## Exercise requirements
Search the data for the string "Kopā" and gather each line it is in.

Stored entries

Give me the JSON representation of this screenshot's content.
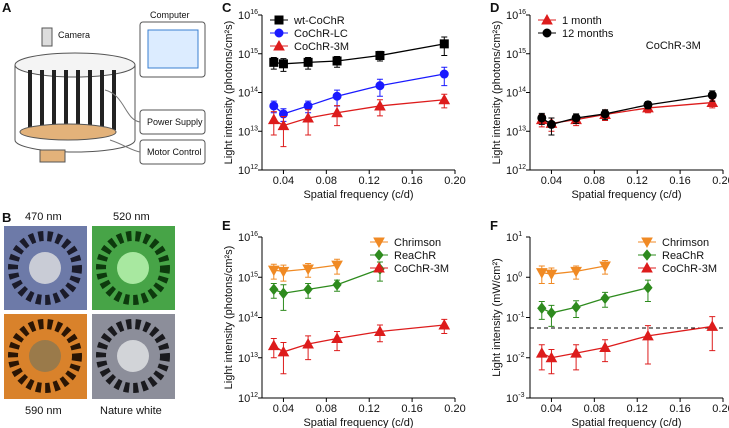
{
  "panel_labels": [
    "A",
    "B",
    "C",
    "D",
    "E",
    "F"
  ],
  "diagram": {
    "labels": [
      "Camera",
      "Computer",
      "Power Supply",
      "Motor Control"
    ]
  },
  "photos": {
    "labels": [
      "470 nm",
      "520 nm",
      "590 nm",
      "Nature white"
    ]
  },
  "chart_data": [
    {
      "type": "line",
      "log_y": true,
      "legend": "upper left",
      "xlabel": "Spatial frequency (c/d)",
      "ylabel": "Light intensity (photons/cm²s)",
      "xlim": [
        0.02,
        0.2
      ],
      "xticks": [
        0.04,
        0.08,
        0.12,
        0.16,
        {
          "value": 0.2,
          "label": "0.20"
        }
      ],
      "ylim": [
        1000000000000.0,
        1e+16
      ],
      "yticks": [
        {
          "value": 1000000000000.0,
          "label": "10",
          "exponent": "12"
        },
        {
          "value": 10000000000000.0,
          "label": "10",
          "exponent": "13"
        },
        {
          "value": 100000000000000.0,
          "label": "10",
          "exponent": "14"
        },
        {
          "value": 1000000000000000.0,
          "label": "10",
          "exponent": "15"
        },
        {
          "value": 1e+16,
          "label": "10",
          "exponent": "16"
        }
      ],
      "series": [
        {
          "name": "wt-CoChR",
          "color": "#000000",
          "marker": "square",
          "x": [
            0.031,
            0.04,
            0.063,
            0.09,
            0.13,
            0.19
          ],
          "values": [
            600000000000000.0,
            550000000000000.0,
            600000000000000.0,
            650000000000000.0,
            900000000000000.0,
            1800000000000000.0
          ],
          "errors": [
            200000000000000.0,
            200000000000000.0,
            200000000000000.0,
            200000000000000.0,
            250000000000000.0,
            900000000000000.0
          ]
        },
        {
          "name": "CoChR-LC",
          "color": "#1a1aff",
          "marker": "circle",
          "x": [
            0.031,
            0.04,
            0.063,
            0.09,
            0.13,
            0.19
          ],
          "values": [
            45000000000000.0,
            28000000000000.0,
            45000000000000.0,
            80000000000000.0,
            150000000000000.0,
            300000000000000.0
          ],
          "errors": [
            15000000000000.0,
            10000000000000.0,
            15000000000000.0,
            35000000000000.0,
            70000000000000.0,
            150000000000000.0
          ]
        },
        {
          "name": "CoChR-3M",
          "color": "#dd1c1c",
          "marker": "triangle",
          "x": [
            0.031,
            0.04,
            0.063,
            0.09,
            0.13,
            0.19
          ],
          "values": [
            20000000000000.0,
            14000000000000.0,
            22000000000000.0,
            30000000000000.0,
            45000000000000.0,
            65000000000000.0
          ],
          "errors": [
            12000000000000.0,
            10000000000000.0,
            14000000000000.0,
            16000000000000.0,
            20000000000000.0,
            25000000000000.0
          ]
        }
      ]
    },
    {
      "type": "line",
      "log_y": true,
      "legend": "upper left",
      "annotation": "CoChR-3M",
      "xlabel": "Spatial frequency (c/d)",
      "ylabel": "Light intensity (photons/cm²s)",
      "xlim": [
        0.02,
        0.2
      ],
      "xticks": [
        0.04,
        0.08,
        0.12,
        0.16,
        {
          "value": 0.2,
          "label": "0.20"
        }
      ],
      "ylim": [
        1000000000000.0,
        1e+16
      ],
      "yticks": [
        {
          "value": 1000000000000.0,
          "label": "10",
          "exponent": "12"
        },
        {
          "value": 10000000000000.0,
          "label": "10",
          "exponent": "13"
        },
        {
          "value": 100000000000000.0,
          "label": "10",
          "exponent": "14"
        },
        {
          "value": 1000000000000000.0,
          "label": "10",
          "exponent": "15"
        },
        {
          "value": 1e+16,
          "label": "10",
          "exponent": "16"
        }
      ],
      "series": [
        {
          "name": "1 month",
          "color": "#dd1c1c",
          "marker": "triangle",
          "x": [
            0.031,
            0.04,
            0.063,
            0.09,
            0.13,
            0.19
          ],
          "values": [
            20000000000000.0,
            16000000000000.0,
            20000000000000.0,
            27000000000000.0,
            40000000000000.0,
            55000000000000.0
          ],
          "errors": [
            7000000000000.0,
            6000000000000.0,
            6000000000000.0,
            8000000000000.0,
            10000000000000.0,
            15000000000000.0
          ]
        },
        {
          "name": "12 months",
          "color": "#000000",
          "marker": "circle",
          "x": [
            0.031,
            0.04,
            0.063,
            0.09,
            0.13,
            0.19
          ],
          "values": [
            22000000000000.0,
            15000000000000.0,
            22000000000000.0,
            28000000000000.0,
            48000000000000.0,
            85000000000000.0
          ],
          "errors": [
            7000000000000.0,
            7000000000000.0,
            6000000000000.0,
            8000000000000.0,
            10000000000000.0,
            25000000000000.0
          ]
        }
      ]
    },
    {
      "type": "line",
      "log_y": true,
      "legend": "upper right",
      "xlabel": "Spatial frequency (c/d)",
      "ylabel": "Light intensity (photons/cm²s)",
      "xlim": [
        0.02,
        0.2
      ],
      "xticks": [
        0.04,
        0.08,
        0.12,
        0.16,
        {
          "value": 0.2,
          "label": "0.20"
        }
      ],
      "ylim": [
        1000000000000.0,
        1e+16
      ],
      "yticks": [
        {
          "value": 1000000000000.0,
          "label": "10",
          "exponent": "12"
        },
        {
          "value": 10000000000000.0,
          "label": "10",
          "exponent": "13"
        },
        {
          "value": 100000000000000.0,
          "label": "10",
          "exponent": "14"
        },
        {
          "value": 1000000000000000.0,
          "label": "10",
          "exponent": "15"
        },
        {
          "value": 1e+16,
          "label": "10",
          "exponent": "16"
        }
      ],
      "series": [
        {
          "name": "Chrimson",
          "color": "#f08a24",
          "marker": "triangle-down",
          "x": [
            0.031,
            0.04,
            0.063,
            0.09
          ],
          "values": [
            1500000000000000.0,
            1400000000000000.0,
            1600000000000000.0,
            2000000000000000.0
          ],
          "errors": [
            600000000000000.0,
            600000000000000.0,
            600000000000000.0,
            800000000000000.0
          ]
        },
        {
          "name": "ReaChR",
          "color": "#2e8b1e",
          "marker": "diamond",
          "x": [
            0.031,
            0.04,
            0.063,
            0.09,
            0.13
          ],
          "values": [
            500000000000000.0,
            400000000000000.0,
            500000000000000.0,
            650000000000000.0,
            1600000000000000.0
          ],
          "errors": [
            200000000000000.0,
            250000000000000.0,
            200000000000000.0,
            200000000000000.0,
            800000000000000.0
          ]
        },
        {
          "name": "CoChR-3M",
          "color": "#dd1c1c",
          "marker": "triangle",
          "x": [
            0.031,
            0.04,
            0.063,
            0.09,
            0.13,
            0.19
          ],
          "values": [
            20000000000000.0,
            14000000000000.0,
            22000000000000.0,
            30000000000000.0,
            45000000000000.0,
            65000000000000.0
          ],
          "errors": [
            10000000000000.0,
            10000000000000.0,
            13000000000000.0,
            15000000000000.0,
            20000000000000.0,
            25000000000000.0
          ]
        }
      ]
    },
    {
      "type": "line",
      "log_y": true,
      "legend": "upper right",
      "reference_line": 0.055,
      "xlabel": "Spatial frequency (c/d)",
      "ylabel": "Light intensity (mW/cm²)",
      "xlim": [
        0.02,
        0.2
      ],
      "xticks": [
        0.04,
        0.08,
        0.12,
        0.16,
        {
          "value": 0.2,
          "label": "0.20"
        }
      ],
      "ylim": [
        0.001,
        10
      ],
      "yticks": [
        {
          "value": 0.001,
          "label": "10",
          "exponent": "-3"
        },
        {
          "value": 0.01,
          "label": "10",
          "exponent": "-2"
        },
        {
          "value": 0.1,
          "label": "10",
          "exponent": "-1"
        },
        {
          "value": 1,
          "label": "10",
          "exponent": "0"
        },
        {
          "value": 10,
          "label": "10",
          "exponent": "1"
        }
      ],
      "series": [
        {
          "name": "Chrimson",
          "color": "#f08a24",
          "marker": "triangle-down",
          "x": [
            0.031,
            0.04,
            0.063,
            0.09
          ],
          "values": [
            1.3,
            1.2,
            1.4,
            1.9
          ],
          "errors": [
            0.6,
            0.5,
            0.5,
            0.7
          ]
        },
        {
          "name": "ReaChR",
          "color": "#2e8b1e",
          "marker": "diamond",
          "x": [
            0.031,
            0.04,
            0.063,
            0.09,
            0.13
          ],
          "values": [
            0.17,
            0.13,
            0.18,
            0.3,
            0.55
          ],
          "errors": [
            0.08,
            0.07,
            0.08,
            0.12,
            0.3
          ]
        },
        {
          "name": "CoChR-3M",
          "color": "#dd1c1c",
          "marker": "triangle",
          "x": [
            0.031,
            0.04,
            0.063,
            0.09,
            0.13,
            0.19
          ],
          "values": [
            0.013,
            0.01,
            0.013,
            0.018,
            0.035,
            0.06
          ],
          "errors": [
            0.008,
            0.006,
            0.008,
            0.01,
            0.028,
            0.045
          ]
        }
      ]
    }
  ]
}
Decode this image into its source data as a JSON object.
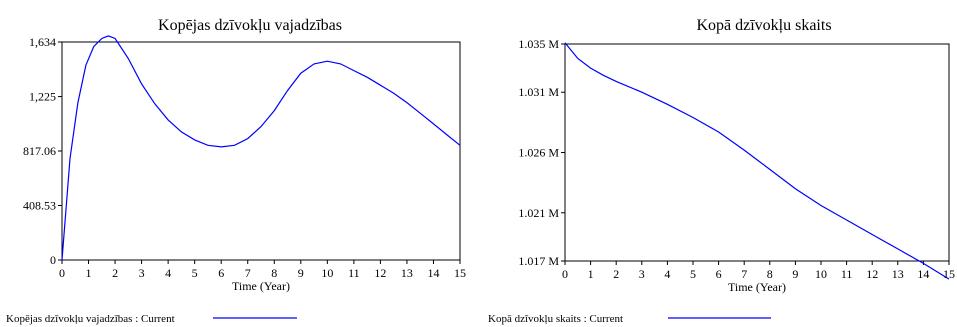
{
  "chart_data": [
    {
      "type": "line",
      "title": "Kopējas dzīvokļu vajadzības",
      "xlabel": "Time (Year)",
      "ylabel": "",
      "xlim": [
        0,
        15
      ],
      "ylim": [
        0,
        1634
      ],
      "x_ticks": [
        0,
        1,
        2,
        3,
        4,
        5,
        6,
        7,
        8,
        9,
        10,
        11,
        12,
        13,
        14,
        15
      ],
      "x_tick_labels": [
        "0",
        "1",
        "2",
        "3",
        "4",
        "5",
        "6",
        "7",
        "8",
        "9",
        "10",
        "11",
        "12",
        "13",
        "14",
        "15"
      ],
      "y_ticks": [
        0,
        408.53,
        817.06,
        1225,
        1634
      ],
      "y_tick_labels": [
        "0",
        "408.53",
        "817.06",
        "1,225",
        "1,634"
      ],
      "grid": false,
      "legend_position": "bottom",
      "legend_text": "Kopējas dzīvokļu vajadzības : Current",
      "line_color": "#0000ff",
      "series": [
        {
          "x": [
            0,
            0.3,
            0.6,
            0.9,
            1.2,
            1.5,
            1.75,
            2,
            2.5,
            3,
            3.5,
            4,
            4.5,
            5,
            5.5,
            6,
            6.5,
            7,
            7.5,
            8,
            8.5,
            9,
            9.5,
            10,
            10.5,
            11,
            11.5,
            12,
            12.5,
            13,
            13.5,
            14,
            14.5,
            15
          ],
          "y": [
            0,
            760,
            1180,
            1460,
            1600,
            1660,
            1680,
            1660,
            1510,
            1320,
            1170,
            1050,
            960,
            900,
            860,
            848,
            860,
            910,
            1000,
            1120,
            1270,
            1400,
            1470,
            1490,
            1470,
            1420,
            1370,
            1310,
            1250,
            1180,
            1100,
            1020,
            940,
            860
          ]
        }
      ]
    },
    {
      "type": "line",
      "title": "Kopā dzīvokļu skaits",
      "xlabel": "Time (Year)",
      "ylabel": "",
      "xlim": [
        0,
        15
      ],
      "ylim": [
        1.017,
        1.035
      ],
      "x_ticks": [
        0,
        1,
        2,
        3,
        4,
        5,
        6,
        7,
        8,
        9,
        10,
        11,
        12,
        13,
        14,
        15
      ],
      "x_tick_labels": [
        "0",
        "1",
        "2",
        "3",
        "4",
        "5",
        "6",
        "7",
        "8",
        "9",
        "10",
        "11",
        "12",
        "13",
        "14",
        "15"
      ],
      "y_ticks": [
        1.017,
        1.021,
        1.026,
        1.031,
        1.035
      ],
      "y_tick_labels": [
        "1.017 M",
        "1.021 M",
        "1.026 M",
        "1.031 M",
        "1.035 M"
      ],
      "grid": false,
      "legend_position": "bottom",
      "legend_text": "Kopā dzīvokļu skaits : Current",
      "line_color": "#0000ff",
      "series": [
        {
          "x": [
            0,
            0.5,
            1,
            1.5,
            2,
            3,
            4,
            5,
            6,
            7,
            8,
            9,
            10,
            11,
            12,
            13,
            14,
            15
          ],
          "y": [
            1.0351,
            1.0338,
            1.033,
            1.0324,
            1.0319,
            1.031,
            1.03,
            1.0289,
            1.0277,
            1.0262,
            1.0246,
            1.023,
            1.0216,
            1.0204,
            1.0192,
            1.018,
            1.0168,
            1.0155
          ]
        }
      ]
    }
  ]
}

## Output of the exercise
      "title": "Kopā dzīvokļu skaits",
      "legend_text": "Kopā dzīvokļu skaits : Current",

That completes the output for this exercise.